DATA SUPPLIED
---

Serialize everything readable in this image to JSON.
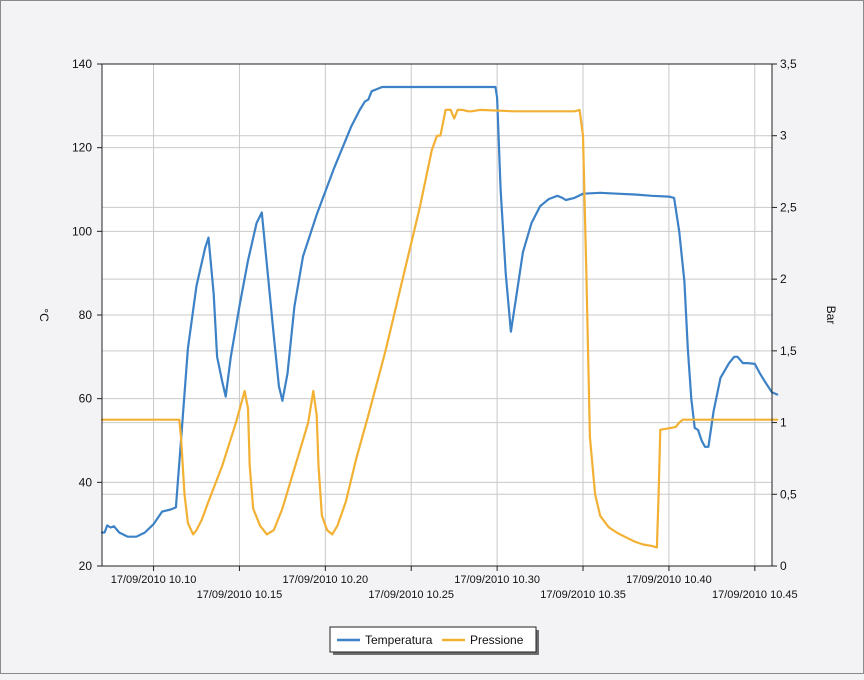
{
  "chart_data": {
    "type": "line",
    "title": "",
    "x_start": "17/09/2010 10.07",
    "x_end": "17/09/2010 10.46",
    "x_ticks": [
      {
        "label": "17/09/2010 10.10",
        "t": 3,
        "row": 0
      },
      {
        "label": "17/09/2010 10.15",
        "t": 8,
        "row": 1
      },
      {
        "label": "17/09/2010 10.20",
        "t": 13,
        "row": 0
      },
      {
        "label": "17/09/2010 10.25",
        "t": 18,
        "row": 1
      },
      {
        "label": "17/09/2010 10.30",
        "t": 23,
        "row": 0
      },
      {
        "label": "17/09/2010 10.35",
        "t": 28,
        "row": 1
      },
      {
        "label": "17/09/2010 10.40",
        "t": 33,
        "row": 0
      },
      {
        "label": "17/09/2010 10.45",
        "t": 38,
        "row": 1
      }
    ],
    "x_minutes_after_10_07": [
      0,
      39
    ],
    "y_left": {
      "label": "°C",
      "min": 20,
      "max": 140,
      "ticks": [
        "20",
        "40",
        "60",
        "80",
        "100",
        "120",
        "140"
      ]
    },
    "y_right": {
      "label": "Bar",
      "min": 0,
      "max": 3.5,
      "ticks": [
        "0",
        "0,5",
        "1",
        "1,5",
        "2",
        "2,5",
        "3",
        "3,5"
      ]
    },
    "grid": true,
    "legend_position": "bottom-center",
    "series": [
      {
        "name": "Temperatura",
        "axis": "left",
        "color": "#3d82c6",
        "points": [
          [
            0.0,
            28
          ],
          [
            0.15,
            28
          ],
          [
            0.3,
            29.7
          ],
          [
            0.5,
            29.2
          ],
          [
            0.7,
            29.5
          ],
          [
            1.0,
            28
          ],
          [
            1.5,
            27
          ],
          [
            2.0,
            27
          ],
          [
            2.5,
            28
          ],
          [
            3.0,
            30
          ],
          [
            3.5,
            33
          ],
          [
            4.0,
            33.5
          ],
          [
            4.3,
            34
          ],
          [
            4.6,
            50
          ],
          [
            5.0,
            72
          ],
          [
            5.5,
            87
          ],
          [
            6.0,
            96
          ],
          [
            6.2,
            98.5
          ],
          [
            6.5,
            85
          ],
          [
            6.7,
            70
          ],
          [
            7.0,
            64
          ],
          [
            7.2,
            60.5
          ],
          [
            7.5,
            70
          ],
          [
            8.0,
            82
          ],
          [
            8.5,
            93
          ],
          [
            9.0,
            102
          ],
          [
            9.3,
            104.5
          ],
          [
            9.6,
            92
          ],
          [
            10.0,
            75
          ],
          [
            10.3,
            63
          ],
          [
            10.5,
            59.5
          ],
          [
            10.8,
            66
          ],
          [
            11.2,
            82
          ],
          [
            11.7,
            94
          ],
          [
            12.5,
            104
          ],
          [
            13.5,
            115
          ],
          [
            14.5,
            125
          ],
          [
            15.0,
            129
          ],
          [
            15.3,
            131
          ],
          [
            15.5,
            131.5
          ],
          [
            15.7,
            133.5
          ],
          [
            16.0,
            134
          ],
          [
            16.3,
            134.5
          ],
          [
            18.0,
            134.5
          ],
          [
            20.0,
            134.5
          ],
          [
            22.0,
            134.5
          ],
          [
            22.9,
            134.5
          ],
          [
            23.0,
            132
          ],
          [
            23.2,
            110
          ],
          [
            23.5,
            90
          ],
          [
            23.8,
            76
          ],
          [
            24.1,
            84
          ],
          [
            24.5,
            95
          ],
          [
            25.0,
            102
          ],
          [
            25.5,
            106
          ],
          [
            26.0,
            107.7
          ],
          [
            26.5,
            108.5
          ],
          [
            26.8,
            108
          ],
          [
            27.0,
            107.5
          ],
          [
            27.5,
            108
          ],
          [
            28.0,
            109
          ],
          [
            29.0,
            109.2
          ],
          [
            30.0,
            109
          ],
          [
            31.0,
            108.8
          ],
          [
            32.0,
            108.5
          ],
          [
            33.0,
            108.3
          ],
          [
            33.3,
            108
          ],
          [
            33.6,
            100
          ],
          [
            33.9,
            88
          ],
          [
            34.1,
            72
          ],
          [
            34.3,
            60
          ],
          [
            34.5,
            53
          ],
          [
            34.7,
            52.5
          ],
          [
            34.9,
            50
          ],
          [
            35.1,
            48.5
          ],
          [
            35.3,
            48.5
          ],
          [
            35.6,
            57
          ],
          [
            36.0,
            65
          ],
          [
            36.5,
            68.5
          ],
          [
            36.8,
            70
          ],
          [
            37.0,
            70
          ],
          [
            37.3,
            68.5
          ],
          [
            37.6,
            68.5
          ],
          [
            38.0,
            68.3
          ],
          [
            38.3,
            66
          ],
          [
            38.6,
            64
          ],
          [
            39.0,
            61.5
          ],
          [
            39.3,
            61
          ]
        ]
      },
      {
        "name": "Pressione",
        "axis": "right",
        "color": "#f2b134",
        "points": [
          [
            0.0,
            1.02
          ],
          [
            3.5,
            1.02
          ],
          [
            4.5,
            1.02
          ],
          [
            4.6,
            0.9
          ],
          [
            4.8,
            0.5
          ],
          [
            5.0,
            0.3
          ],
          [
            5.3,
            0.22
          ],
          [
            5.5,
            0.25
          ],
          [
            5.8,
            0.32
          ],
          [
            6.2,
            0.45
          ],
          [
            7.0,
            0.7
          ],
          [
            7.8,
            1.0
          ],
          [
            8.3,
            1.22
          ],
          [
            8.5,
            1.1
          ],
          [
            8.6,
            0.7
          ],
          [
            8.8,
            0.4
          ],
          [
            9.2,
            0.28
          ],
          [
            9.6,
            0.22
          ],
          [
            10.0,
            0.25
          ],
          [
            10.5,
            0.4
          ],
          [
            11.5,
            0.8
          ],
          [
            12.0,
            1.0
          ],
          [
            12.3,
            1.22
          ],
          [
            12.5,
            1.05
          ],
          [
            12.6,
            0.7
          ],
          [
            12.8,
            0.35
          ],
          [
            13.1,
            0.25
          ],
          [
            13.4,
            0.22
          ],
          [
            13.7,
            0.28
          ],
          [
            14.2,
            0.45
          ],
          [
            14.8,
            0.75
          ],
          [
            15.5,
            1.05
          ],
          [
            16.5,
            1.5
          ],
          [
            17.5,
            2.0
          ],
          [
            18.5,
            2.5
          ],
          [
            19.2,
            2.9
          ],
          [
            19.5,
            3.0
          ],
          [
            19.7,
            3.0
          ],
          [
            20.0,
            3.18
          ],
          [
            20.3,
            3.18
          ],
          [
            20.5,
            3.12
          ],
          [
            20.7,
            3.18
          ],
          [
            21.0,
            3.18
          ],
          [
            21.3,
            3.17
          ],
          [
            21.5,
            3.17
          ],
          [
            22.0,
            3.18
          ],
          [
            24.0,
            3.17
          ],
          [
            26.0,
            3.17
          ],
          [
            27.5,
            3.17
          ],
          [
            27.8,
            3.18
          ],
          [
            28.0,
            3.0
          ],
          [
            28.2,
            2.0
          ],
          [
            28.4,
            0.9
          ],
          [
            28.7,
            0.5
          ],
          [
            29.0,
            0.35
          ],
          [
            29.5,
            0.27
          ],
          [
            30.0,
            0.23
          ],
          [
            30.5,
            0.2
          ],
          [
            31.0,
            0.17
          ],
          [
            31.5,
            0.15
          ],
          [
            32.0,
            0.14
          ],
          [
            32.3,
            0.13
          ],
          [
            32.4,
            0.5
          ],
          [
            32.5,
            0.95
          ],
          [
            33.0,
            0.96
          ],
          [
            33.4,
            0.97
          ],
          [
            33.6,
            1.0
          ],
          [
            33.8,
            1.02
          ],
          [
            35.0,
            1.02
          ],
          [
            37.0,
            1.02
          ],
          [
            39.3,
            1.02
          ]
        ]
      }
    ]
  }
}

---

OBJECTIVE
Reproduce the whole listing word for word, setting aside any pictures.

TASK RESULT
Serialize everything readable in this image to JSON.
{
  "chart_data": {
    "type": "line",
    "title": "",
    "x_start": "17/09/2010 10.07",
    "x_end": "17/09/2010 10.46",
    "x_ticks": [
      {
        "label": "17/09/2010 10.10",
        "t": 3,
        "row": 0
      },
      {
        "label": "17/09/2010 10.15",
        "t": 8,
        "row": 1
      },
      {
        "label": "17/09/2010 10.20",
        "t": 13,
        "row": 0
      },
      {
        "label": "17/09/2010 10.25",
        "t": 18,
        "row": 1
      },
      {
        "label": "17/09/2010 10.30",
        "t": 23,
        "row": 0
      },
      {
        "label": "17/09/2010 10.35",
        "t": 28,
        "row": 1
      },
      {
        "label": "17/09/2010 10.40",
        "t": 33,
        "row": 0
      },
      {
        "label": "17/09/2010 10.45",
        "t": 38,
        "row": 1
      }
    ],
    "x_minutes_after_10_07": [
      0,
      39
    ],
    "y_left": {
      "label": "°C",
      "min": 20,
      "max": 140,
      "ticks": [
        "20",
        "40",
        "60",
        "80",
        "100",
        "120",
        "140"
      ]
    },
    "y_right": {
      "label": "Bar",
      "min": 0,
      "max": 3.5,
      "ticks": [
        "0",
        "0,5",
        "1",
        "1,5",
        "2",
        "2,5",
        "3",
        "3,5"
      ]
    },
    "grid": true,
    "legend_position": "bottom-center",
    "series": [
      {
        "name": "Temperatura",
        "axis": "left",
        "color": "#3d82c6",
        "points": [
          [
            0.0,
            28
          ],
          [
            0.15,
            28
          ],
          [
            0.3,
            29.7
          ],
          [
            0.5,
            29.2
          ],
          [
            0.7,
            29.5
          ],
          [
            1.0,
            28
          ],
          [
            1.5,
            27
          ],
          [
            2.0,
            27
          ],
          [
            2.5,
            28
          ],
          [
            3.0,
            30
          ],
          [
            3.5,
            33
          ],
          [
            4.0,
            33.5
          ],
          [
            4.3,
            34
          ],
          [
            4.6,
            50
          ],
          [
            5.0,
            72
          ],
          [
            5.5,
            87
          ],
          [
            6.0,
            96
          ],
          [
            6.2,
            98.5
          ],
          [
            6.5,
            85
          ],
          [
            6.7,
            70
          ],
          [
            7.0,
            64
          ],
          [
            7.2,
            60.5
          ],
          [
            7.5,
            70
          ],
          [
            8.0,
            82
          ],
          [
            8.5,
            93
          ],
          [
            9.0,
            102
          ],
          [
            9.3,
            104.5
          ],
          [
            9.6,
            92
          ],
          [
            10.0,
            75
          ],
          [
            10.3,
            63
          ],
          [
            10.5,
            59.5
          ],
          [
            10.8,
            66
          ],
          [
            11.2,
            82
          ],
          [
            11.7,
            94
          ],
          [
            12.5,
            104
          ],
          [
            13.5,
            115
          ],
          [
            14.5,
            125
          ],
          [
            15.0,
            129
          ],
          [
            15.3,
            131
          ],
          [
            15.5,
            131.5
          ],
          [
            15.7,
            133.5
          ],
          [
            16.0,
            134
          ],
          [
            16.3,
            134.5
          ],
          [
            18.0,
            134.5
          ],
          [
            20.0,
            134.5
          ],
          [
            22.0,
            134.5
          ],
          [
            22.9,
            134.5
          ],
          [
            23.0,
            132
          ],
          [
            23.2,
            110
          ],
          [
            23.5,
            90
          ],
          [
            23.8,
            76
          ],
          [
            24.1,
            84
          ],
          [
            24.5,
            95
          ],
          [
            25.0,
            102
          ],
          [
            25.5,
            106
          ],
          [
            26.0,
            107.7
          ],
          [
            26.5,
            108.5
          ],
          [
            26.8,
            108
          ],
          [
            27.0,
            107.5
          ],
          [
            27.5,
            108
          ],
          [
            28.0,
            109
          ],
          [
            29.0,
            109.2
          ],
          [
            30.0,
            109
          ],
          [
            31.0,
            108.8
          ],
          [
            32.0,
            108.5
          ],
          [
            33.0,
            108.3
          ],
          [
            33.3,
            108
          ],
          [
            33.6,
            100
          ],
          [
            33.9,
            88
          ],
          [
            34.1,
            72
          ],
          [
            34.3,
            60
          ],
          [
            34.5,
            53
          ],
          [
            34.7,
            52.5
          ],
          [
            34.9,
            50
          ],
          [
            35.1,
            48.5
          ],
          [
            35.3,
            48.5
          ],
          [
            35.6,
            57
          ],
          [
            36.0,
            65
          ],
          [
            36.5,
            68.5
          ],
          [
            36.8,
            70
          ],
          [
            37.0,
            70
          ],
          [
            37.3,
            68.5
          ],
          [
            37.6,
            68.5
          ],
          [
            38.0,
            68.3
          ],
          [
            38.3,
            66
          ],
          [
            38.6,
            64
          ],
          [
            39.0,
            61.5
          ],
          [
            39.3,
            61
          ]
        ]
      },
      {
        "name": "Pressione",
        "axis": "right",
        "color": "#f2b134",
        "points": [
          [
            0.0,
            1.02
          ],
          [
            3.5,
            1.02
          ],
          [
            4.5,
            1.02
          ],
          [
            4.6,
            0.9
          ],
          [
            4.8,
            0.5
          ],
          [
            5.0,
            0.3
          ],
          [
            5.3,
            0.22
          ],
          [
            5.5,
            0.25
          ],
          [
            5.8,
            0.32
          ],
          [
            6.2,
            0.45
          ],
          [
            7.0,
            0.7
          ],
          [
            7.8,
            1.0
          ],
          [
            8.3,
            1.22
          ],
          [
            8.5,
            1.1
          ],
          [
            8.6,
            0.7
          ],
          [
            8.8,
            0.4
          ],
          [
            9.2,
            0.28
          ],
          [
            9.6,
            0.22
          ],
          [
            10.0,
            0.25
          ],
          [
            10.5,
            0.4
          ],
          [
            11.5,
            0.8
          ],
          [
            12.0,
            1.0
          ],
          [
            12.3,
            1.22
          ],
          [
            12.5,
            1.05
          ],
          [
            12.6,
            0.7
          ],
          [
            12.8,
            0.35
          ],
          [
            13.1,
            0.25
          ],
          [
            13.4,
            0.22
          ],
          [
            13.7,
            0.28
          ],
          [
            14.2,
            0.45
          ],
          [
            14.8,
            0.75
          ],
          [
            15.5,
            1.05
          ],
          [
            16.5,
            1.5
          ],
          [
            17.5,
            2.0
          ],
          [
            18.5,
            2.5
          ],
          [
            19.2,
            2.9
          ],
          [
            19.5,
            3.0
          ],
          [
            19.7,
            3.0
          ],
          [
            20.0,
            3.18
          ],
          [
            20.3,
            3.18
          ],
          [
            20.5,
            3.12
          ],
          [
            20.7,
            3.18
          ],
          [
            21.0,
            3.18
          ],
          [
            21.3,
            3.17
          ],
          [
            21.5,
            3.17
          ],
          [
            22.0,
            3.18
          ],
          [
            24.0,
            3.17
          ],
          [
            26.0,
            3.17
          ],
          [
            27.5,
            3.17
          ],
          [
            27.8,
            3.18
          ],
          [
            28.0,
            3.0
          ],
          [
            28.2,
            2.0
          ],
          [
            28.4,
            0.9
          ],
          [
            28.7,
            0.5
          ],
          [
            29.0,
            0.35
          ],
          [
            29.5,
            0.27
          ],
          [
            30.0,
            0.23
          ],
          [
            30.5,
            0.2
          ],
          [
            31.0,
            0.17
          ],
          [
            31.5,
            0.15
          ],
          [
            32.0,
            0.14
          ],
          [
            32.3,
            0.13
          ],
          [
            32.4,
            0.5
          ],
          [
            32.5,
            0.95
          ],
          [
            33.0,
            0.96
          ],
          [
            33.4,
            0.97
          ],
          [
            33.6,
            1.0
          ],
          [
            33.8,
            1.02
          ],
          [
            35.0,
            1.02
          ],
          [
            37.0,
            1.02
          ],
          [
            39.3,
            1.02
          ]
        ]
      }
    ]
  }
}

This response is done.